• **Task goal**
Print the data exactly as it is given, please.

+ + + +

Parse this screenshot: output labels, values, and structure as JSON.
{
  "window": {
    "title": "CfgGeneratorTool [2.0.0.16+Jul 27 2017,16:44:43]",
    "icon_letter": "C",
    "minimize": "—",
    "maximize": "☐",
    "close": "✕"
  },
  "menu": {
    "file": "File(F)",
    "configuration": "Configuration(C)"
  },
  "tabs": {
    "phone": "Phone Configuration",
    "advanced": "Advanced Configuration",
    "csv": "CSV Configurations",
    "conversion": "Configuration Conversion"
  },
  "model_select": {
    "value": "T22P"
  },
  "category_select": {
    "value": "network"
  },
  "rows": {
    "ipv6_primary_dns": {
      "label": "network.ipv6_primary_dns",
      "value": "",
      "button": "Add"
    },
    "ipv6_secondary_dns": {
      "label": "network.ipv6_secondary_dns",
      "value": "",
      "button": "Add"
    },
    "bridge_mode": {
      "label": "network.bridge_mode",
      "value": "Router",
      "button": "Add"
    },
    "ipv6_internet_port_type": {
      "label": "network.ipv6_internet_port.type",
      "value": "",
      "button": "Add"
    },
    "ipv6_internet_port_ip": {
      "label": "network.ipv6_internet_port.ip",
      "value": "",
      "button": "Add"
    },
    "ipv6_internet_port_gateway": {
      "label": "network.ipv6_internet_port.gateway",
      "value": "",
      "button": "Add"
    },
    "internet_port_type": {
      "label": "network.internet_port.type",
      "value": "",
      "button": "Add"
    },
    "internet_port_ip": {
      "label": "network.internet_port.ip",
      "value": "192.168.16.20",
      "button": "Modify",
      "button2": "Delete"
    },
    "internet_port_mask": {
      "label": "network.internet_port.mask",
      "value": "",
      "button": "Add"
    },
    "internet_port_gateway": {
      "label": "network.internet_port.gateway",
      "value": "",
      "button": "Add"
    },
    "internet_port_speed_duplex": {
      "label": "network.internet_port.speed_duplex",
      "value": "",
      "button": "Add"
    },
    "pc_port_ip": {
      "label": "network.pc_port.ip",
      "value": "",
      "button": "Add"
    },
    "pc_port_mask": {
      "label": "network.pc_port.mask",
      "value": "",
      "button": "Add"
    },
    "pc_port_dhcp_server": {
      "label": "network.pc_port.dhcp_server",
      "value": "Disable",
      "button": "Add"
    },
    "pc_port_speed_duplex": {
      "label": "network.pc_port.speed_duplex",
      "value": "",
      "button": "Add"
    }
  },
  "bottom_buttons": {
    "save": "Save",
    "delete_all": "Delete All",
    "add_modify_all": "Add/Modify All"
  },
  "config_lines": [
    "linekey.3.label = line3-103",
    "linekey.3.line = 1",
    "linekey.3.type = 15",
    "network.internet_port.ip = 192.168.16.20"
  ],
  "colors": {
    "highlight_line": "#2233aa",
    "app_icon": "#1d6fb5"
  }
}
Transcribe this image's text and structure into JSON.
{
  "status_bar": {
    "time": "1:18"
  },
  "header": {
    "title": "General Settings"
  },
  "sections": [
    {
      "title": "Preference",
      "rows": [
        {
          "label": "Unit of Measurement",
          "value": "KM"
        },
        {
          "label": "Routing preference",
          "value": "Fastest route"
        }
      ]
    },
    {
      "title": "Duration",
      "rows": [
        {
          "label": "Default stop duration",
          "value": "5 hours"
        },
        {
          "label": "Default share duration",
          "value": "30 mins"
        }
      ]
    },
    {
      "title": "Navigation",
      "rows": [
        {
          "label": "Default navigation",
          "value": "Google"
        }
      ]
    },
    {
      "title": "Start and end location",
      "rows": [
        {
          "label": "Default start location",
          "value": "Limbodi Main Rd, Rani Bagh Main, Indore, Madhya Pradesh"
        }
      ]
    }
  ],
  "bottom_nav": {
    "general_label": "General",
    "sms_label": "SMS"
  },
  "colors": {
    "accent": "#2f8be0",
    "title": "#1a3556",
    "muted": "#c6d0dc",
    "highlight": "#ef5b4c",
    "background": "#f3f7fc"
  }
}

+ + + +

• **Problem solution**
Parse this screenshot: output labels, values, and structure as JSON.
{
  "window": {
    "title": "CfgGeneratorTool [2.0.0.16+Jul 27 2017,16:44:43]",
    "icon_letter": "C",
    "minimize": "—",
    "maximize": "☐",
    "close": "✕"
  },
  "menu": {
    "file": "File(F)",
    "configuration": "Configuration(C)"
  },
  "tabs": {
    "phone": "Phone Configuration",
    "advanced": "Advanced Configuration",
    "csv": "CSV Configurations",
    "conversion": "Configuration Conversion"
  },
  "model_select": {
    "value": "T22P"
  },
  "category_select": {
    "value": "network"
  },
  "rows": {
    "ipv6_primary_dns": {
      "label": "network.ipv6_primary_dns",
      "value": "",
      "button": "Add"
    },
    "ipv6_secondary_dns": {
      "label": "network.ipv6_secondary_dns",
      "value": "",
      "button": "Add"
    },
    "bridge_mode": {
      "label": "network.bridge_mode",
      "value": "Router",
      "button": "Add"
    },
    "ipv6_internet_port_type": {
      "label": "network.ipv6_internet_port.type",
      "value": "",
      "button": "Add"
    },
    "ipv6_internet_port_ip": {
      "label": "network.ipv6_internet_port.ip",
      "value": "",
      "button": "Add"
    },
    "ipv6_internet_port_gateway": {
      "label": "network.ipv6_internet_port.gateway",
      "value": "",
      "button": "Add"
    },
    "internet_port_type": {
      "label": "network.internet_port.type",
      "value": "",
      "button": "Add"
    },
    "internet_port_ip": {
      "label": "network.internet_port.ip",
      "value": "192.168.16.20",
      "button": "Modify",
      "button2": "Delete"
    },
    "internet_port_mask": {
      "label": "network.internet_port.mask",
      "value": "",
      "button": "Add"
    },
    "internet_port_gateway": {
      "label": "network.internet_port.gateway",
      "value": "",
      "button": "Add"
    },
    "internet_port_speed_duplex": {
      "label": "network.internet_port.speed_duplex",
      "value": "",
      "button": "Add"
    },
    "pc_port_ip": {
      "label": "network.pc_port.ip",
      "value": "",
      "button": "Add"
    },
    "pc_port_mask": {
      "label": "network.pc_port.mask",
      "value": "",
      "button": "Add"
    },
    "pc_port_dhcp_server": {
      "label": "network.pc_port.dhcp_server",
      "value": "Disable",
      "button": "Add"
    },
    "pc_port_speed_duplex": {
      "label": "network.pc_port.speed_duplex",
      "value": "",
      "button": "Add"
    }
  },
  "bottom_buttons": {
    "save": "Save",
    "delete_all": "Delete All",
    "add_modify_all": "Add/Modify All"
  },
  "config_lines": [
    "linekey.3.label = line3-103",
    "linekey.3.line = 1",
    "linekey.3.type = 15",
    "network.internet_port.ip = 192.168.16.20"
  ],
  "colors": {
    "highlight_line": "#2233aa",
    "app_icon": "#1d6fb5"
  }
}
Transcribe this image's text and structure into JSON.
{
  "status_bar": {
    "time": "1:18"
  },
  "header": {
    "title": "General Settings"
  },
  "sections": [
    {
      "title": "Preference",
      "rows": [
        {
          "label": "Unit of Measurement",
          "value": "KM"
        },
        {
          "label": "Routing preference",
          "value": "Fastest route"
        }
      ]
    },
    {
      "title": "Duration",
      "rows": [
        {
          "label": "Default stop duration",
          "value": "5 hours"
        },
        {
          "label": "Default share duration",
          "value": "30 mins"
        }
      ]
    },
    {
      "title": "Navigation",
      "rows": [
        {
          "label": "Default navigation",
          "value": "Google"
        }
      ]
    },
    {
      "title": "Start and end location",
      "rows": [
        {
          "label": "Default start location",
          "value": "Limbodi Main Rd, Rani Bagh Main, Indore, Madhya Pradesh"
        }
      ]
    }
  ],
  "bottom_nav": {
    "general_label": "General",
    "sms_label": "SMS"
  },
  "colors": {
    "accent": "#2f8be0",
    "title": "#1a3556",
    "muted": "#c6d0dc",
    "highlight": "#ef5b4c",
    "background": "#f3f7fc"
  }
}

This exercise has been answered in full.